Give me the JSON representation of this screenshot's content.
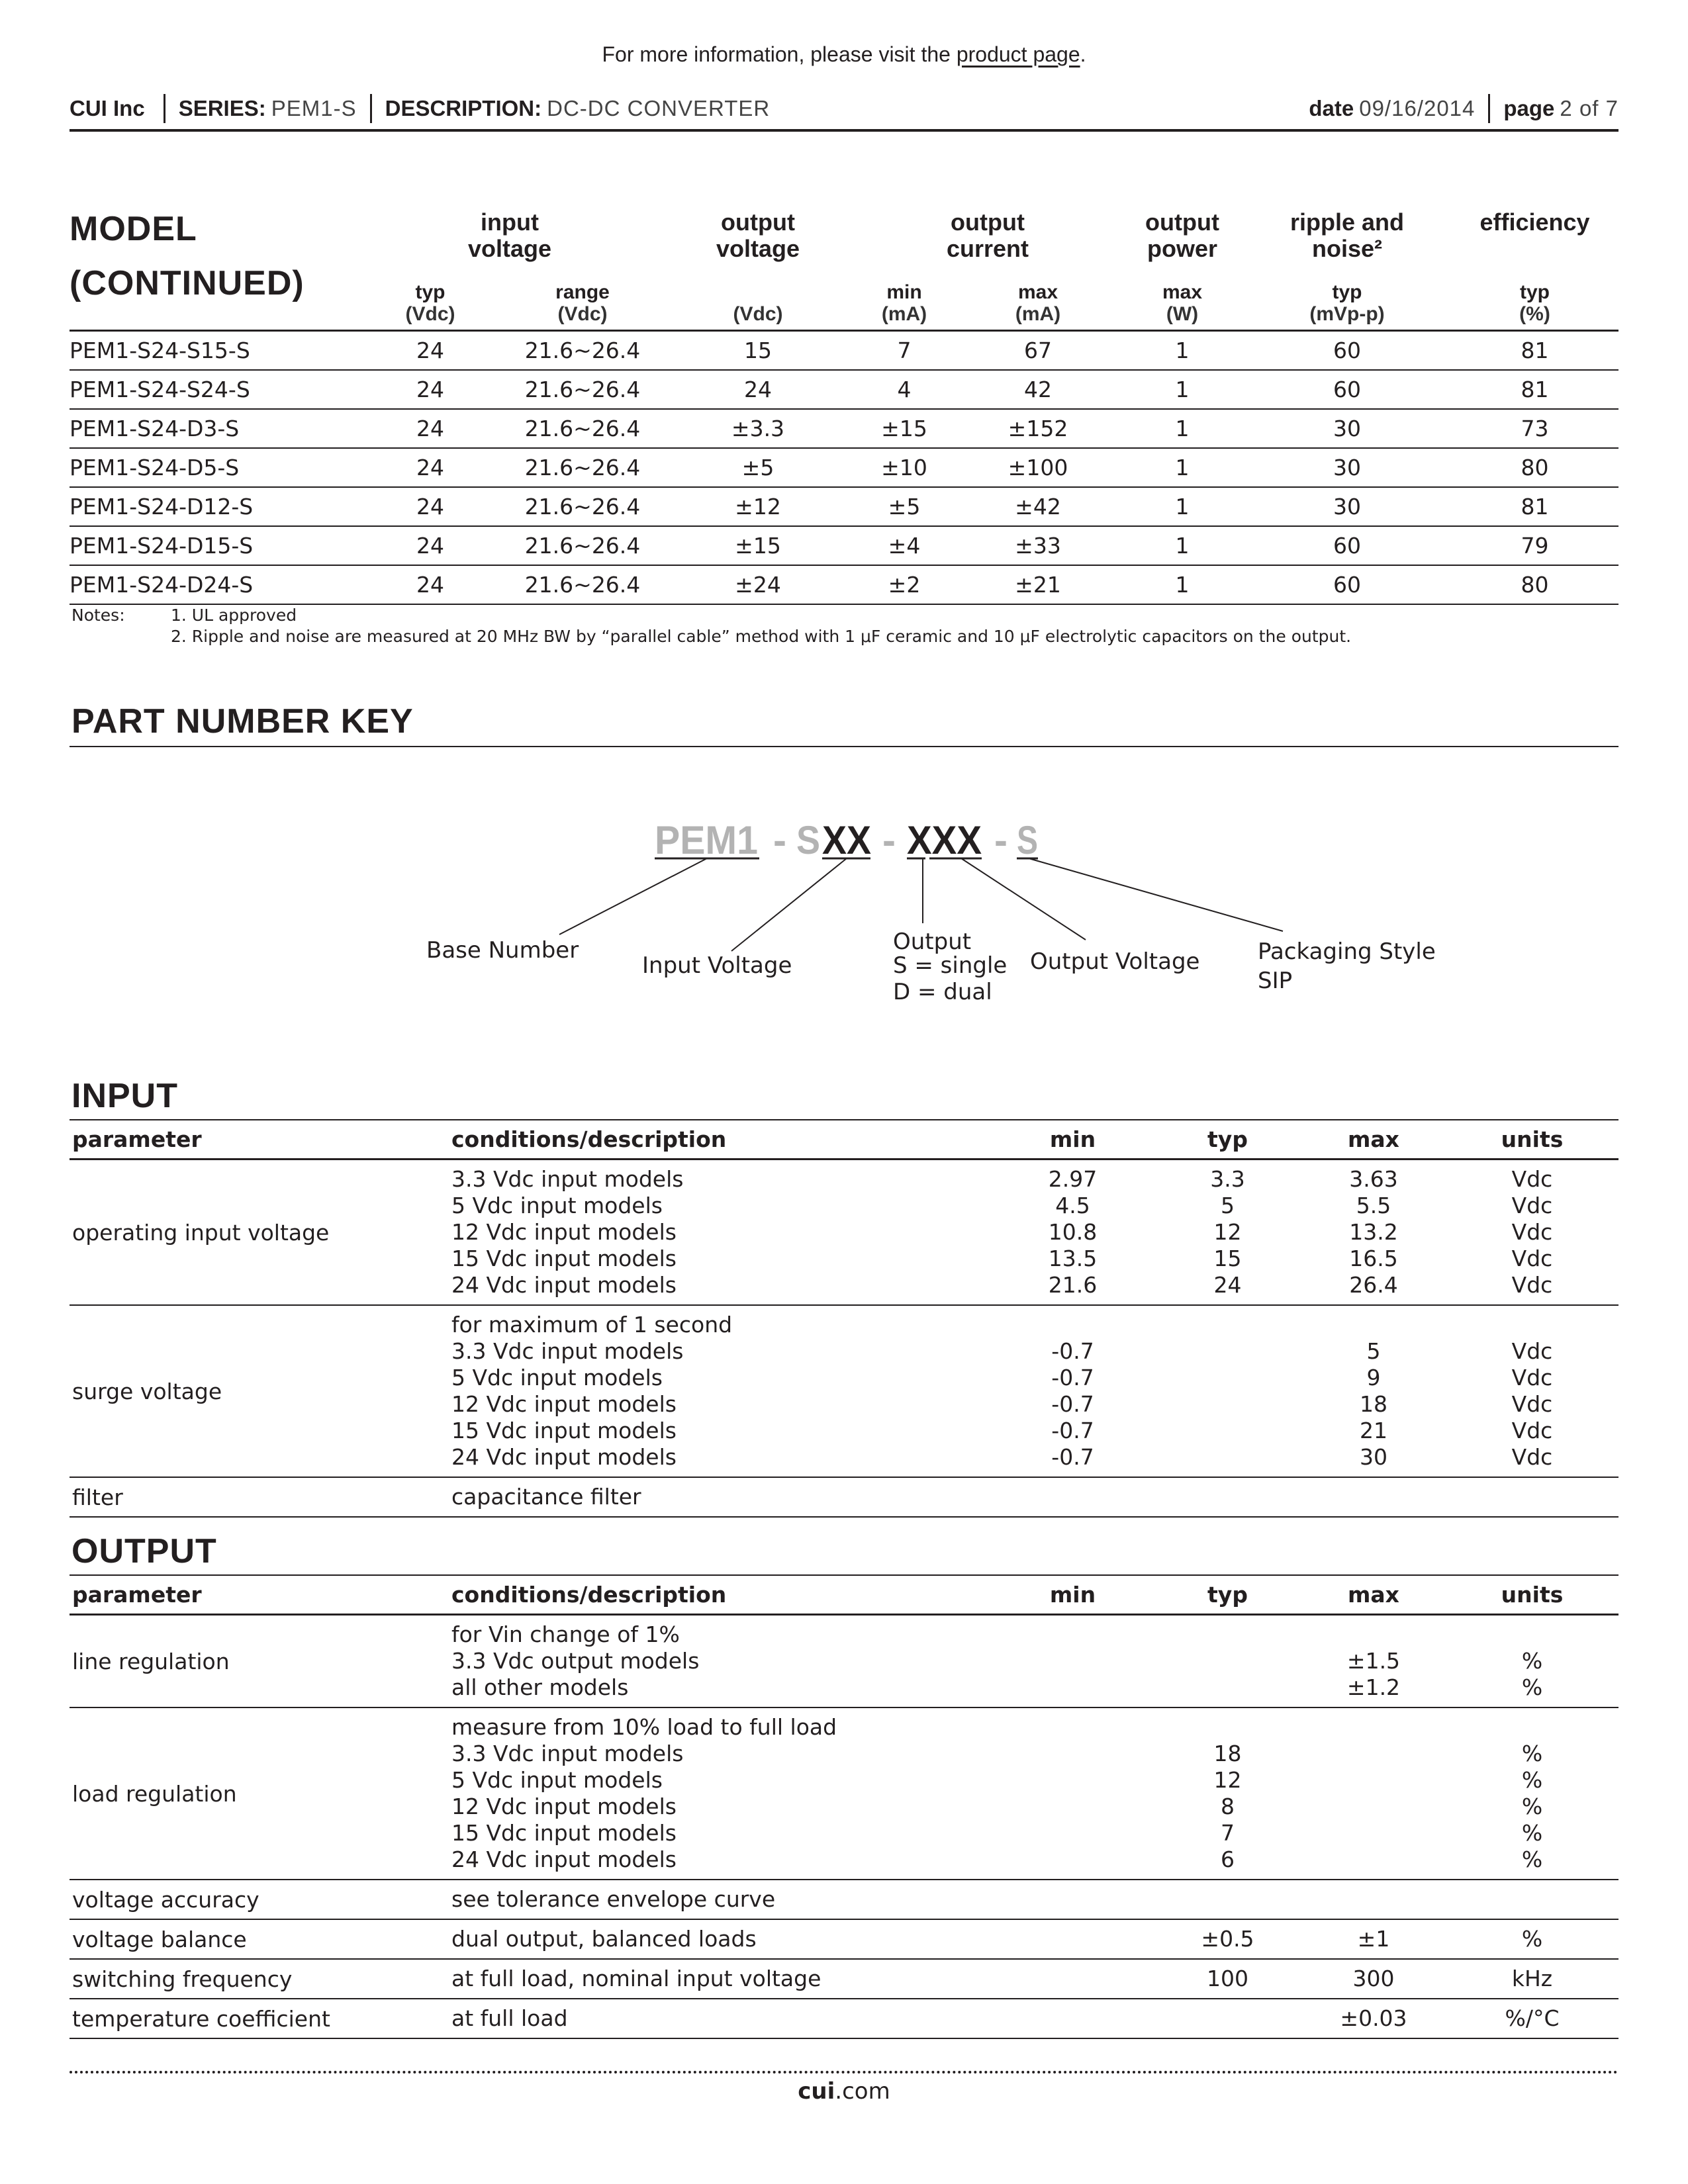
{
  "top_note": {
    "text": "For more information, please visit the ",
    "link": "product page",
    "end": "."
  },
  "header": {
    "company": "CUI Inc",
    "series_label": "SERIES:",
    "series": "PEM1-S",
    "description_label": "DESCRIPTION:",
    "description": "DC-DC CONVERTER",
    "date_label": "date",
    "date": "09/16/2014",
    "page_label": "page",
    "page": "2 of 7"
  },
  "model_table": {
    "title_line1": "MODEL",
    "title_line2": "(CONTINUED)",
    "groups": [
      "input voltage",
      "output voltage",
      "output current",
      "output power",
      "ripple and noise²",
      "efficiency"
    ],
    "subheaders": [
      "typ",
      "range",
      "",
      "min",
      "max",
      "max",
      "typ",
      "typ"
    ],
    "units": [
      "(Vdc)",
      "(Vdc)",
      "(Vdc)",
      "(mA)",
      "(mA)",
      "(W)",
      "(mVp-p)",
      "(%)"
    ],
    "rows": [
      [
        "PEM1-S24-S15-S",
        "24",
        "21.6~26.4",
        "15",
        "7",
        "67",
        "1",
        "60",
        "81"
      ],
      [
        "PEM1-S24-S24-S",
        "24",
        "21.6~26.4",
        "24",
        "4",
        "42",
        "1",
        "60",
        "81"
      ],
      [
        "PEM1-S24-D3-S",
        "24",
        "21.6~26.4",
        "±3.3",
        "±15",
        "±152",
        "1",
        "30",
        "73"
      ],
      [
        "PEM1-S24-D5-S",
        "24",
        "21.6~26.4",
        "±5",
        "±10",
        "±100",
        "1",
        "30",
        "80"
      ],
      [
        "PEM1-S24-D12-S",
        "24",
        "21.6~26.4",
        "±12",
        "±5",
        "±42",
        "1",
        "30",
        "81"
      ],
      [
        "PEM1-S24-D15-S",
        "24",
        "21.6~26.4",
        "±15",
        "±4",
        "±33",
        "1",
        "60",
        "79"
      ],
      [
        "PEM1-S24-D24-S",
        "24",
        "21.6~26.4",
        "±24",
        "±2",
        "±21",
        "1",
        "60",
        "80"
      ]
    ]
  },
  "notes": {
    "label": "Notes:",
    "items": [
      "1. UL approved",
      "2. Ripple and noise are measured at 20 MHz BW by “parallel cable” method with 1 μF ceramic and 10 μF electrolytic capacitors on the output."
    ]
  },
  "part_number_key": {
    "title": "PART NUMBER KEY",
    "code": {
      "base": "PEM1",
      "dash1": "-",
      "s": "S",
      "input": "XX",
      "dash2": "-",
      "output": "XXX",
      "dash3": "-",
      "pkg": "S"
    },
    "code_colors": {
      "fixed": "#b3b3b3",
      "variable": "#231f20"
    },
    "labels": {
      "base": "Base Number",
      "input": "Input Voltage",
      "output_type": [
        "Output",
        "S = single",
        "D = dual"
      ],
      "output_voltage": "Output Voltage",
      "packaging": [
        "Packaging Style",
        "SIP"
      ]
    }
  },
  "input": {
    "title": "INPUT",
    "columns": [
      "parameter",
      "conditions/description",
      "min",
      "typ",
      "max",
      "units"
    ],
    "rows": [
      {
        "param": "operating input voltage",
        "lines": [
          [
            "3.3 Vdc input models",
            "2.97",
            "3.3",
            "3.63",
            "Vdc"
          ],
          [
            "5 Vdc input models",
            "4.5",
            "5",
            "5.5",
            "Vdc"
          ],
          [
            "12 Vdc input models",
            "10.8",
            "12",
            "13.2",
            "Vdc"
          ],
          [
            "15 Vdc input models",
            "13.5",
            "15",
            "16.5",
            "Vdc"
          ],
          [
            "24 Vdc input models",
            "21.6",
            "24",
            "26.4",
            "Vdc"
          ]
        ]
      },
      {
        "param": "surge voltage",
        "lines": [
          [
            "for maximum of 1 second",
            "",
            "",
            "",
            ""
          ],
          [
            "3.3 Vdc input models",
            "-0.7",
            "",
            "5",
            "Vdc"
          ],
          [
            "5 Vdc input models",
            "-0.7",
            "",
            "9",
            "Vdc"
          ],
          [
            "12 Vdc input models",
            "-0.7",
            "",
            "18",
            "Vdc"
          ],
          [
            "15 Vdc input models",
            "-0.7",
            "",
            "21",
            "Vdc"
          ],
          [
            "24 Vdc input models",
            "-0.7",
            "",
            "30",
            "Vdc"
          ]
        ]
      },
      {
        "param": "filter",
        "lines": [
          [
            "capacitance filter",
            "",
            "",
            "",
            ""
          ]
        ]
      }
    ]
  },
  "output": {
    "title": "OUTPUT",
    "columns": [
      "parameter",
      "conditions/description",
      "min",
      "typ",
      "max",
      "units"
    ],
    "rows": [
      {
        "param": "line regulation",
        "lines": [
          [
            "for Vin change of 1%",
            "",
            "",
            "",
            ""
          ],
          [
            "3.3 Vdc output models",
            "",
            "",
            "±1.5",
            "%"
          ],
          [
            "all other models",
            "",
            "",
            "±1.2",
            "%"
          ]
        ]
      },
      {
        "param": "load regulation",
        "lines": [
          [
            "measure from 10% load to full load",
            "",
            "",
            "",
            ""
          ],
          [
            "3.3 Vdc input models",
            "",
            "18",
            "",
            "%"
          ],
          [
            "5 Vdc input models",
            "",
            "12",
            "",
            "%"
          ],
          [
            "12 Vdc input models",
            "",
            "8",
            "",
            "%"
          ],
          [
            "15 Vdc input models",
            "",
            "7",
            "",
            "%"
          ],
          [
            "24 Vdc input models",
            "",
            "6",
            "",
            "%"
          ]
        ]
      },
      {
        "param": "voltage accuracy",
        "lines": [
          [
            "see tolerance envelope curve",
            "",
            "",
            "",
            ""
          ]
        ]
      },
      {
        "param": "voltage balance",
        "lines": [
          [
            "dual output, balanced loads",
            "",
            "±0.5",
            "±1",
            "%"
          ]
        ]
      },
      {
        "param": "switching frequency",
        "lines": [
          [
            "at full load, nominal input voltage",
            "",
            "100",
            "300",
            "kHz"
          ]
        ]
      },
      {
        "param": "temperature coefficient",
        "lines": [
          [
            "at full load",
            "",
            "",
            "±0.03",
            "%/°C"
          ]
        ]
      }
    ]
  },
  "footer": {
    "bold": "cui",
    "rest": ".com"
  }
}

-------------------------

* Exercise task *
Pictures excluded, quote all the data above exactly.

* Task response *
Give me the JSON representation of this screenshot's content.
{
  "top_note": {
    "text": "For more information, please visit the ",
    "link": "product page",
    "end": "."
  },
  "header": {
    "company": "CUI Inc",
    "series_label": "SERIES:",
    "series": "PEM1-S",
    "description_label": "DESCRIPTION:",
    "description": "DC-DC CONVERTER",
    "date_label": "date",
    "date": "09/16/2014",
    "page_label": "page",
    "page": "2 of 7"
  },
  "model_table": {
    "title_line1": "MODEL",
    "title_line2": "(CONTINUED)",
    "groups": [
      "input voltage",
      "output voltage",
      "output current",
      "output power",
      "ripple and noise²",
      "efficiency"
    ],
    "subheaders": [
      "typ",
      "range",
      "",
      "min",
      "max",
      "max",
      "typ",
      "typ"
    ],
    "units": [
      "(Vdc)",
      "(Vdc)",
      "(Vdc)",
      "(mA)",
      "(mA)",
      "(W)",
      "(mVp-p)",
      "(%)"
    ],
    "rows": [
      [
        "PEM1-S24-S15-S",
        "24",
        "21.6~26.4",
        "15",
        "7",
        "67",
        "1",
        "60",
        "81"
      ],
      [
        "PEM1-S24-S24-S",
        "24",
        "21.6~26.4",
        "24",
        "4",
        "42",
        "1",
        "60",
        "81"
      ],
      [
        "PEM1-S24-D3-S",
        "24",
        "21.6~26.4",
        "±3.3",
        "±15",
        "±152",
        "1",
        "30",
        "73"
      ],
      [
        "PEM1-S24-D5-S",
        "24",
        "21.6~26.4",
        "±5",
        "±10",
        "±100",
        "1",
        "30",
        "80"
      ],
      [
        "PEM1-S24-D12-S",
        "24",
        "21.6~26.4",
        "±12",
        "±5",
        "±42",
        "1",
        "30",
        "81"
      ],
      [
        "PEM1-S24-D15-S",
        "24",
        "21.6~26.4",
        "±15",
        "±4",
        "±33",
        "1",
        "60",
        "79"
      ],
      [
        "PEM1-S24-D24-S",
        "24",
        "21.6~26.4",
        "±24",
        "±2",
        "±21",
        "1",
        "60",
        "80"
      ]
    ]
  },
  "notes": {
    "label": "Notes:",
    "items": [
      "1. UL approved",
      "2. Ripple and noise are measured at 20 MHz BW by “parallel cable” method with 1 μF ceramic and 10 μF electrolytic capacitors on the output."
    ]
  },
  "part_number_key": {
    "title": "PART NUMBER KEY",
    "code": {
      "base": "PEM1",
      "dash1": "-",
      "s": "S",
      "input": "XX",
      "dash2": "-",
      "output": "XXX",
      "dash3": "-",
      "pkg": "S"
    },
    "code_colors": {
      "fixed": "#b3b3b3",
      "variable": "#231f20"
    },
    "labels": {
      "base": "Base Number",
      "input": "Input Voltage",
      "output_type": [
        "Output",
        "S = single",
        "D = dual"
      ],
      "output_voltage": "Output Voltage",
      "packaging": [
        "Packaging Style",
        "SIP"
      ]
    }
  },
  "input": {
    "title": "INPUT",
    "columns": [
      "parameter",
      "conditions/description",
      "min",
      "typ",
      "max",
      "units"
    ],
    "rows": [
      {
        "param": "operating input voltage",
        "lines": [
          [
            "3.3 Vdc input models",
            "2.97",
            "3.3",
            "3.63",
            "Vdc"
          ],
          [
            "5 Vdc input models",
            "4.5",
            "5",
            "5.5",
            "Vdc"
          ],
          [
            "12 Vdc input models",
            "10.8",
            "12",
            "13.2",
            "Vdc"
          ],
          [
            "15 Vdc input models",
            "13.5",
            "15",
            "16.5",
            "Vdc"
          ],
          [
            "24 Vdc input models",
            "21.6",
            "24",
            "26.4",
            "Vdc"
          ]
        ]
      },
      {
        "param": "surge voltage",
        "lines": [
          [
            "for maximum of 1 second",
            "",
            "",
            "",
            ""
          ],
          [
            "3.3 Vdc input models",
            "-0.7",
            "",
            "5",
            "Vdc"
          ],
          [
            "5 Vdc input models",
            "-0.7",
            "",
            "9",
            "Vdc"
          ],
          [
            "12 Vdc input models",
            "-0.7",
            "",
            "18",
            "Vdc"
          ],
          [
            "15 Vdc input models",
            "-0.7",
            "",
            "21",
            "Vdc"
          ],
          [
            "24 Vdc input models",
            "-0.7",
            "",
            "30",
            "Vdc"
          ]
        ]
      },
      {
        "param": "filter",
        "lines": [
          [
            "capacitance filter",
            "",
            "",
            "",
            ""
          ]
        ]
      }
    ]
  },
  "output": {
    "title": "OUTPUT",
    "columns": [
      "parameter",
      "conditions/description",
      "min",
      "typ",
      "max",
      "units"
    ],
    "rows": [
      {
        "param": "line regulation",
        "lines": [
          [
            "for Vin change of 1%",
            "",
            "",
            "",
            ""
          ],
          [
            "3.3 Vdc output models",
            "",
            "",
            "±1.5",
            "%"
          ],
          [
            "all other models",
            "",
            "",
            "±1.2",
            "%"
          ]
        ]
      },
      {
        "param": "load regulation",
        "lines": [
          [
            "measure from 10% load to full load",
            "",
            "",
            "",
            ""
          ],
          [
            "3.3 Vdc input models",
            "",
            "18",
            "",
            "%"
          ],
          [
            "5 Vdc input models",
            "",
            "12",
            "",
            "%"
          ],
          [
            "12 Vdc input models",
            "",
            "8",
            "",
            "%"
          ],
          [
            "15 Vdc input models",
            "",
            "7",
            "",
            "%"
          ],
          [
            "24 Vdc input models",
            "",
            "6",
            "",
            "%"
          ]
        ]
      },
      {
        "param": "voltage accuracy",
        "lines": [
          [
            "see tolerance envelope curve",
            "",
            "",
            "",
            ""
          ]
        ]
      },
      {
        "param": "voltage balance",
        "lines": [
          [
            "dual output, balanced loads",
            "",
            "±0.5",
            "±1",
            "%"
          ]
        ]
      },
      {
        "param": "switching frequency",
        "lines": [
          [
            "at full load, nominal input voltage",
            "",
            "100",
            "300",
            "kHz"
          ]
        ]
      },
      {
        "param": "temperature coefficient",
        "lines": [
          [
            "at full load",
            "",
            "",
            "±0.03",
            "%/°C"
          ]
        ]
      }
    ]
  },
  "footer": {
    "bold": "cui",
    "rest": ".com"
  }
}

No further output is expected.